_Aim of the exercise_
Only the lines from the line holding "Enumerate this screenshot's" to the last line should be output, each exactly as given.

(Data records)
(begin)

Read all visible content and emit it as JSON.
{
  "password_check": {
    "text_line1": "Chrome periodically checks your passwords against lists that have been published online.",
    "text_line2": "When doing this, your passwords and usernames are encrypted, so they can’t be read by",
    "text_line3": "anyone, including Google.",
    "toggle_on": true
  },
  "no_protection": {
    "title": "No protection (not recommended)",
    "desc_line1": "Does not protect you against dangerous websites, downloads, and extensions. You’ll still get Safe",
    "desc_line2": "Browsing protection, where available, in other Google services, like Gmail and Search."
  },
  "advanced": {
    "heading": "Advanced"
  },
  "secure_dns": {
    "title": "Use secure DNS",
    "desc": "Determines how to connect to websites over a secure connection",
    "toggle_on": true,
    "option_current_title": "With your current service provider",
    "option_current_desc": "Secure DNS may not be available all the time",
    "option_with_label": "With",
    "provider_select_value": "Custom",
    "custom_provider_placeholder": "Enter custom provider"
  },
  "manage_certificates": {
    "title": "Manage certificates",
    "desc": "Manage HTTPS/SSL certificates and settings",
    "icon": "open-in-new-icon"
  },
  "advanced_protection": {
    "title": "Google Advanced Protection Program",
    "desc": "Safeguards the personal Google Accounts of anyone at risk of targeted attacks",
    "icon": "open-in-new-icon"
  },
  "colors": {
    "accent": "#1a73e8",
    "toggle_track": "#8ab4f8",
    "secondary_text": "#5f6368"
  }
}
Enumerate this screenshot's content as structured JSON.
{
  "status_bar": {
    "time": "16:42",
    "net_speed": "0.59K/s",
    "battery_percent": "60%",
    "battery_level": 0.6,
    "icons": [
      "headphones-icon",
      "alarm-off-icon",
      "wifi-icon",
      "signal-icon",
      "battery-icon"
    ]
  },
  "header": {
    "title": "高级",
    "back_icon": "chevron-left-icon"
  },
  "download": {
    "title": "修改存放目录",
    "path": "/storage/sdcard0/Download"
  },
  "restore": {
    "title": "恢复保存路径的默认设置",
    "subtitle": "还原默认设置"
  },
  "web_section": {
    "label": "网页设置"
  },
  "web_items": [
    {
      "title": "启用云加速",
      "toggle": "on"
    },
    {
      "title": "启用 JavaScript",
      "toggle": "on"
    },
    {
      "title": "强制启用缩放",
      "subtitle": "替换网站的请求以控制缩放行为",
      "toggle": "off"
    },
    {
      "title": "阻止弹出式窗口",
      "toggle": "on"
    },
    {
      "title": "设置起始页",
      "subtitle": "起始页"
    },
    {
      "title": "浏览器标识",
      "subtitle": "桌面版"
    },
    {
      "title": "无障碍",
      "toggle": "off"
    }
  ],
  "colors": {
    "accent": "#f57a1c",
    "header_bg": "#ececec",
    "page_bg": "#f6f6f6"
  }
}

(end)

_Full solution_
Enumerate this screenshot's content as structured JSON.
{
  "status_bar": {
    "time": "16:42",
    "net_speed": "0.59K/s",
    "battery_percent": "60%",
    "battery_level": 0.6,
    "icons": [
      "headphones-icon",
      "alarm-off-icon",
      "wifi-icon",
      "signal-icon",
      "battery-icon"
    ]
  },
  "header": {
    "title": "高级",
    "back_icon": "chevron-left-icon"
  },
  "download": {
    "title": "修改存放目录",
    "path": "/storage/sdcard0/Download"
  },
  "restore": {
    "title": "恢复保存路径的默认设置",
    "subtitle": "还原默认设置"
  },
  "web_section": {
    "label": "网页设置"
  },
  "web_items": [
    {
      "title": "启用云加速",
      "toggle": "on"
    },
    {
      "title": "启用 JavaScript",
      "toggle": "on"
    },
    {
      "title": "强制启用缩放",
      "subtitle": "替换网站的请求以控制缩放行为",
      "toggle": "off"
    },
    {
      "title": "阻止弹出式窗口",
      "toggle": "on"
    },
    {
      "title": "设置起始页",
      "subtitle": "起始页"
    },
    {
      "title": "浏览器标识",
      "subtitle": "桌面版"
    },
    {
      "title": "无障碍",
      "toggle": "off"
    }
  ],
  "colors": {
    "accent": "#f57a1c",
    "header_bg": "#ececec",
    "page_bg": "#f6f6f6"
  }
}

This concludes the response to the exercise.